◆ What the task requires ◆
Reproduce every line of the material below, but drop the pictures.

[Entries from a dataset]

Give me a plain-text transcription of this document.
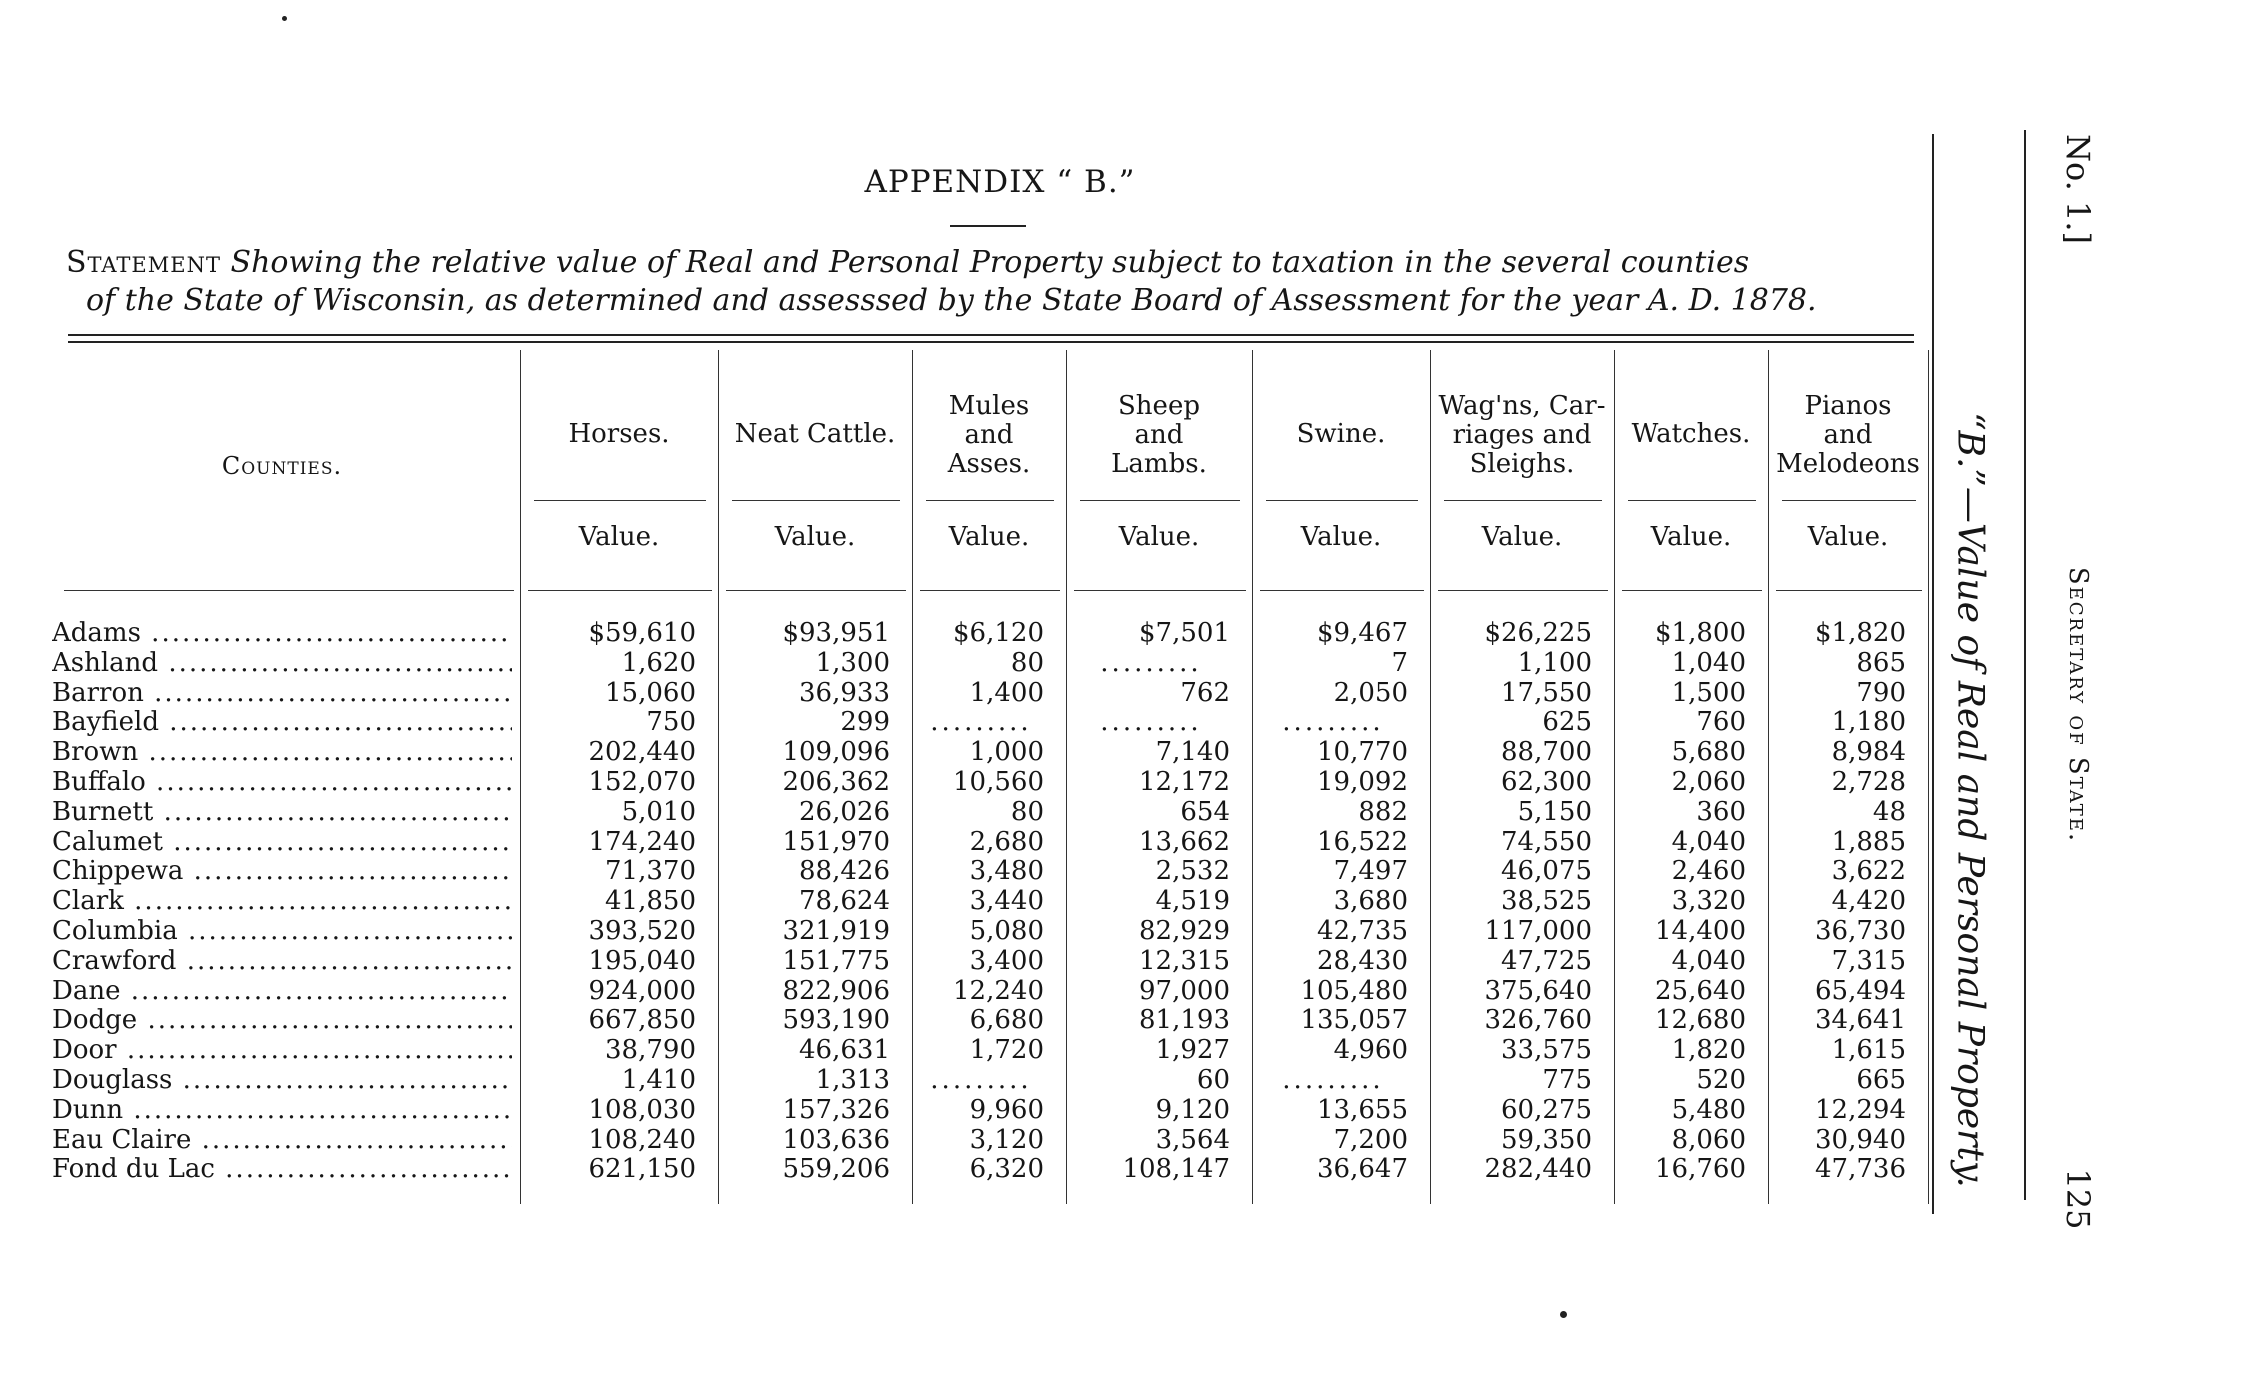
APPENDIX “ B.”
Statement Showing the relative value of Real and Personal Property subject to taxation in the several counties
of the State of Wisconsin, as determined and assesssed by the State Board of Assessment for the year A. D. 1878.
Counties.
Horses.
Value.
Neat Cattle.
Value.
Mules
and
Asses.
Value.
Sheep
and
Lambs.
Value.
Swine.
Value.
Wag'ns, Car-
riages and
Sleighs.
Value.
Watches.
Value.
Pianos
and
Melodeons
Value.
Adams .....	$59,610	$93,951	$6,120	$7,501	$9,467	$26,225	$1,800	$1,820
Ashland .....	1,620	1,300	80	.........	7	1,100	1,040	865
Barron .....	15,060	36,933	1,400	762	2,050	17,550	1,500	790
Bayfield .....	750	299	.........	.........	.........	625	760	1,180
Brown .....	202,440	109,096	1,000	7,140	10,770	88,700	5,680	8,984
Buffalo .....	152,070	206,362	10,560	12,172	19,092	62,300	2,060	2,728
Burnett .....	5,010	26,026	80	654	882	5,150	360	48
Calumet .....	174,240	151,970	2,680	13,662	16,522	74,550	4,040	1,885
Chippewa .....	71,370	88,426	3,480	2,532	7,497	46,075	2,460	3,622
Clark .....	41,850	78,624	3,440	4,519	3,680	38,525	3,320	4,420
Columbia .....	393,520	321,919	5,080	82,929	42,735	117,000	14,400	36,730
Crawford .....	195,040	151,775	3,400	12,315	28,430	47,725	4,040	7,315
Dane .....	924,000	822,906	12,240	97,000	105,480	375,640	25,640	65,494
Dodge .....	667,850	593,190	6,680	81,193	135,057	326,760	12,680	34,641
Door .....	38,790	46,631	1,720	1,927	4,960	33,575	1,820	1,615
Douglass .....	1,410	1,313	.........	60	.........	775	520	665
Dunn .....	108,030	157,326	9,960	9,120	13,655	60,275	5,480	12,294
Eau Claire .....	108,240	103,636	3,120	3,564	7,200	59,350	8,060	30,940
Fond du Lac .....	621,150	559,206	6,320	108,147	36,647	282,440	16,760	47,736 “B.”—Value of Real and Personal Property.
No. 1.]
Secretary of State.
125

◆ The response ◆
Give me a plain-text transcription of this document.
APPENDIX “ B.”
Statement Showing the relative value of Real and Personal Property subject to taxation in the several counties
of the State of Wisconsin, as determined and assesssed by the State Board of Assessment for the year A. D. 1878.
Counties.
Horses.
Value.
Neat Cattle.
Value.
Mules
and
Asses.
Value.
Sheep
and
Lambs.
Value.
Swine.
Value.
Wag'ns, Car-
riages and
Sleighs.
Value.
Watches.
Value.
Pianos
and
Melodeons
Value.
Adams .....	$59,610	$93,951	$6,120	$7,501	$9,467	$26,225	$1,800	$1,820
Ashland .....	1,620	1,300	80	.........	7	1,100	1,040	865
Barron .....	15,060	36,933	1,400	762	2,050	17,550	1,500	790
Bayfield .....	750	299	.........	.........	.........	625	760	1,180
Brown .....	202,440	109,096	1,000	7,140	10,770	88,700	5,680	8,984
Buffalo .....	152,070	206,362	10,560	12,172	19,092	62,300	2,060	2,728
Burnett .....	5,010	26,026	80	654	882	5,150	360	48
Calumet .....	174,240	151,970	2,680	13,662	16,522	74,550	4,040	1,885
Chippewa .....	71,370	88,426	3,480	2,532	7,497	46,075	2,460	3,622
Clark .....	41,850	78,624	3,440	4,519	3,680	38,525	3,320	4,420
Columbia .....	393,520	321,919	5,080	82,929	42,735	117,000	14,400	36,730
Crawford .....	195,040	151,775	3,400	12,315	28,430	47,725	4,040	7,315
Dane .....	924,000	822,906	12,240	97,000	105,480	375,640	25,640	65,494
Dodge .....	667,850	593,190	6,680	81,193	135,057	326,760	12,680	34,641
Door .....	38,790	46,631	1,720	1,927	4,960	33,575	1,820	1,615
Douglass .....	1,410	1,313	.........	60	.........	775	520	665
Dunn .....	108,030	157,326	9,960	9,120	13,655	60,275	5,480	12,294
Eau Claire .....	108,240	103,636	3,120	3,564	7,200	59,350	8,060	30,940
Fond du Lac .....	621,150	559,206	6,320	108,147	36,647	282,440	16,760	47,736 “B.”—Value of Real and Personal Property.
No. 1.]
Secretary of State.
125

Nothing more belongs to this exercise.